--- begin Input rows ---
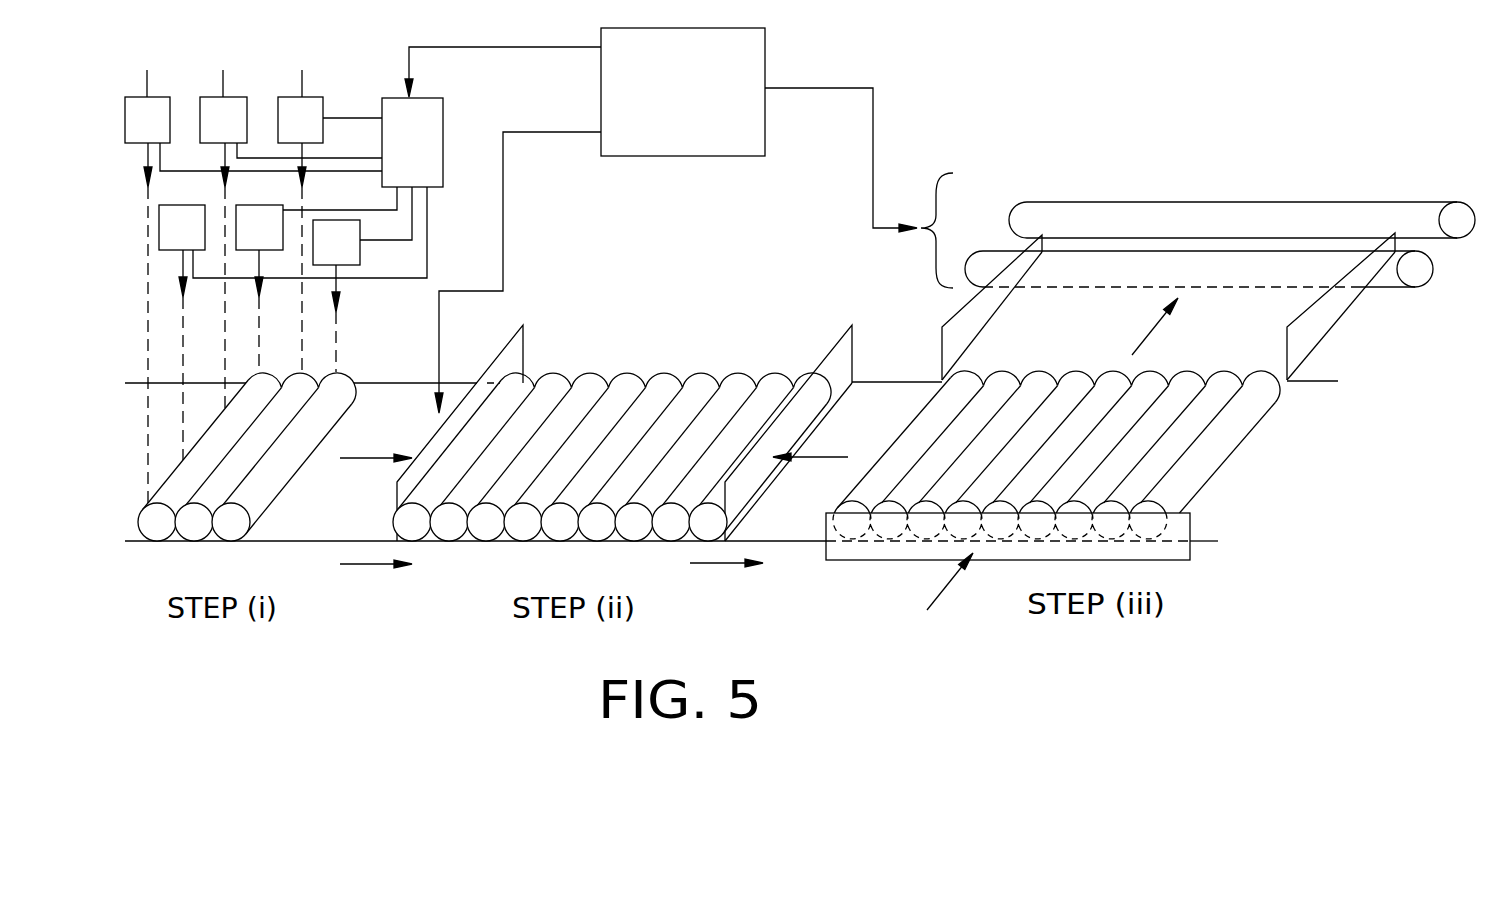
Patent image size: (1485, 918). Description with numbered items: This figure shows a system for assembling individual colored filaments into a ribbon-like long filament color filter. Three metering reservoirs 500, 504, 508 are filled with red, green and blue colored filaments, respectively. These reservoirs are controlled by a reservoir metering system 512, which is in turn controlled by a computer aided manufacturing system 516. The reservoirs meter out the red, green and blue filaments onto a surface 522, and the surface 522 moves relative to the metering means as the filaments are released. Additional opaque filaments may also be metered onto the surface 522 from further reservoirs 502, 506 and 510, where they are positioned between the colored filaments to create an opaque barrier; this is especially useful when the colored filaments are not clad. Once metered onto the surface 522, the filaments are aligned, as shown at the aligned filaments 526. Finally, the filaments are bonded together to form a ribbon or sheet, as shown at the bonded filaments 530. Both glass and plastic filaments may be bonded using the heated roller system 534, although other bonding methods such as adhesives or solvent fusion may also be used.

The metering reservoir 500 is at (156, 94).
The reservoir 502 is at (172, 188).
The metering reservoir 504 is at (235, 94).
The reservoir 506 is at (250, 188).
The metering reservoir 508 is at (314, 94).
The reservoir 510 is at (360, 252).
The reservoir metering system 512 is at (433, 153).
The computer aided manufacturing system 516 is at (697, 123).
The surface 522 is at (357, 517).
The aligned filaments 526 is at (646, 353).
The bonded filaments 530 is at (1252, 489).
The heated roller system 534 is at (1291, 173).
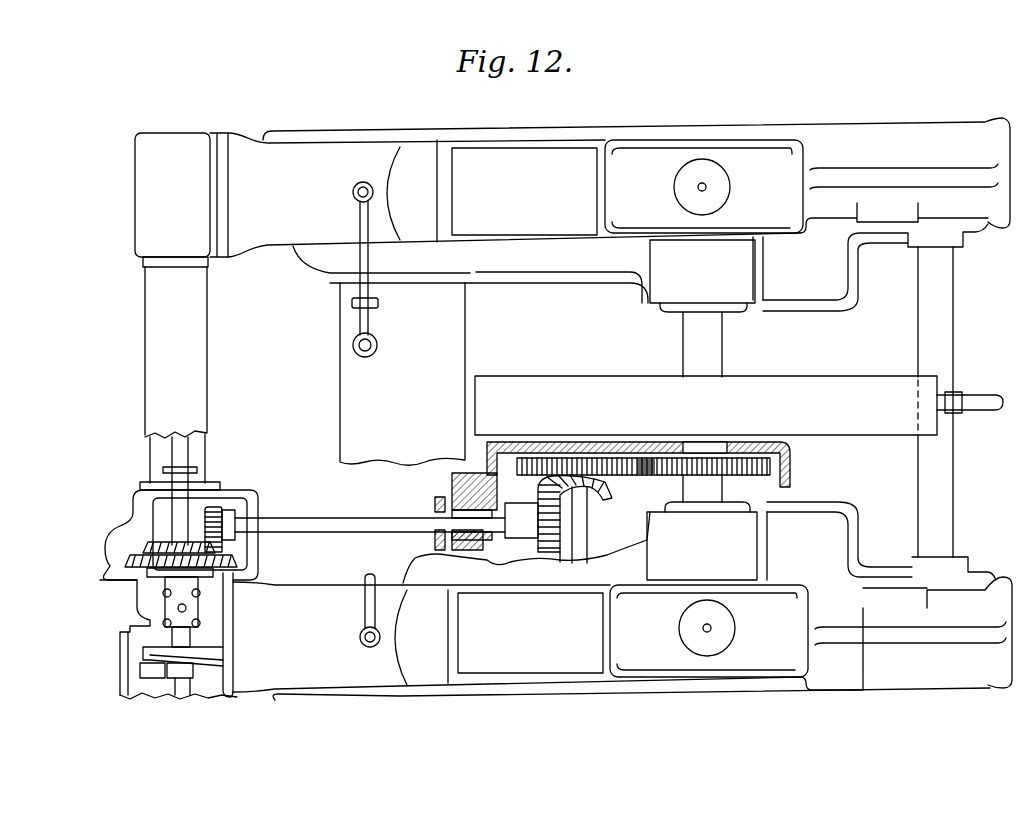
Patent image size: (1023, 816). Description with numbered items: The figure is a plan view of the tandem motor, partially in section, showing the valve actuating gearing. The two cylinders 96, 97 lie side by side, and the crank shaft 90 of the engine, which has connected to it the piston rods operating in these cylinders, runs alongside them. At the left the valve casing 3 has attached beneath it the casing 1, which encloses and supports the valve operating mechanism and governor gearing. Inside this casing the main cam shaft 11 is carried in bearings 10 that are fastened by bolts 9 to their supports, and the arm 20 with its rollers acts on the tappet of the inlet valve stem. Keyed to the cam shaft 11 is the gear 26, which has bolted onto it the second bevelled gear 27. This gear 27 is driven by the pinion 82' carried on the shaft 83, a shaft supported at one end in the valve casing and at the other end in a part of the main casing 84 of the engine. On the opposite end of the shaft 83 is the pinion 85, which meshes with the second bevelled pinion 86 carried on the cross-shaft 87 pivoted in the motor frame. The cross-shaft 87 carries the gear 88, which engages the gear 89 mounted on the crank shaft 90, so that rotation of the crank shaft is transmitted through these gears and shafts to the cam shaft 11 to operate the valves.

The casing 1 is at (143, 240).
The cylinder 97 is at (364, 168).
The main cam shaft 11 is at (180, 517).
The second bevelled gear 27 is at (150, 545).
The gear 26 is at (127, 565).
The pinion 82' is at (232, 506).
The shaft 83 is at (305, 528).
The main casing 84 is at (450, 488).
The gear 88 is at (634, 468).
The gear 89 is at (674, 466).
The crank shaft 90 is at (720, 488).
The second bevelled pinion 86 is at (604, 500).
The cross-shaft 87 is at (585, 536).
The pinion 85 is at (550, 552).
The bearings 10 is at (195, 603).
The bolts 9 is at (197, 622).
The valve casing 3 is at (140, 697).
The arm 20 is at (212, 667).
The cylinder 96 is at (364, 663).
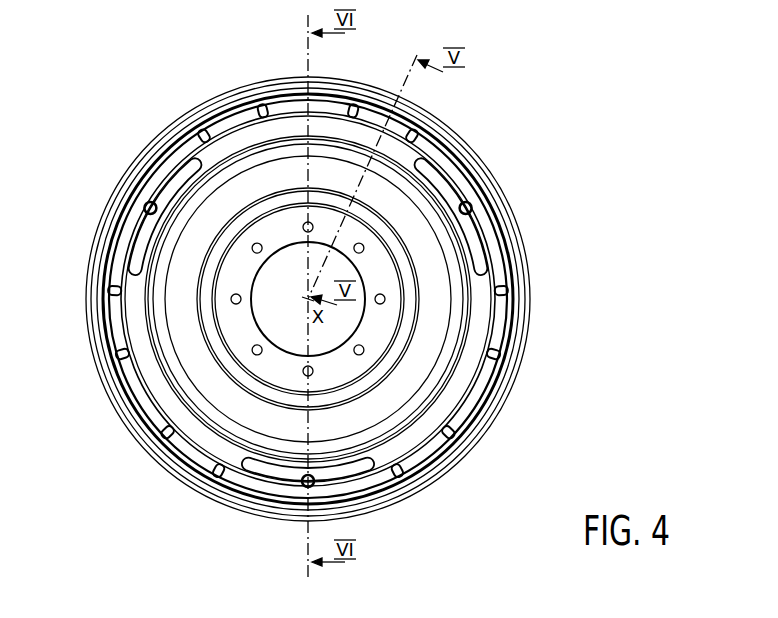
--- end Input rows ---
#### [Required work]
Which lines in the material above contain the word "bevelled"? Copy each of those lines in full.

#### [Solution to the problem]
Patent image size: (1023, 816). Description with numbered items: The figure is a plan view of the tandem motor, partially in section, showing the valve actuating gearing. The two cylinders 96, 97 lie side by side, and the crank shaft 90 of the engine, which has connected to it the piston rods operating in these cylinders, runs alongside them. At the left the valve casing 3 has attached beneath it the casing 1, which encloses and supports the valve operating mechanism and governor gearing. Inside this casing the main cam shaft 11 is carried in bearings 10 that are fastened by bolts 9 to their supports, and the arm 20 with its rollers acts on the tappet of the inlet valve stem. Keyed to the cam shaft 11 is the gear 26, which has bolted onto it the second bevelled gear 27. This gear 27 is driven by the pinion 82' carried on the shaft 83, a shaft supported at one end in the valve casing and at the other end in a part of the main casing 84 of the engine. On the opposite end of the shaft 83 is the pinion 85, which meshes with the second bevelled pinion 86 carried on the cross-shaft 87 pivoted in the motor frame. The cross-shaft 87 carries the gear 88, which engages the gear 89 mounted on the crank shaft 90, so that rotation of the crank shaft is transmitted through these gears and shafts to the cam shaft 11 to operate the valves.
The second bevelled gear 27 is at (150, 545).
The second bevelled pinion 86 is at (604, 500).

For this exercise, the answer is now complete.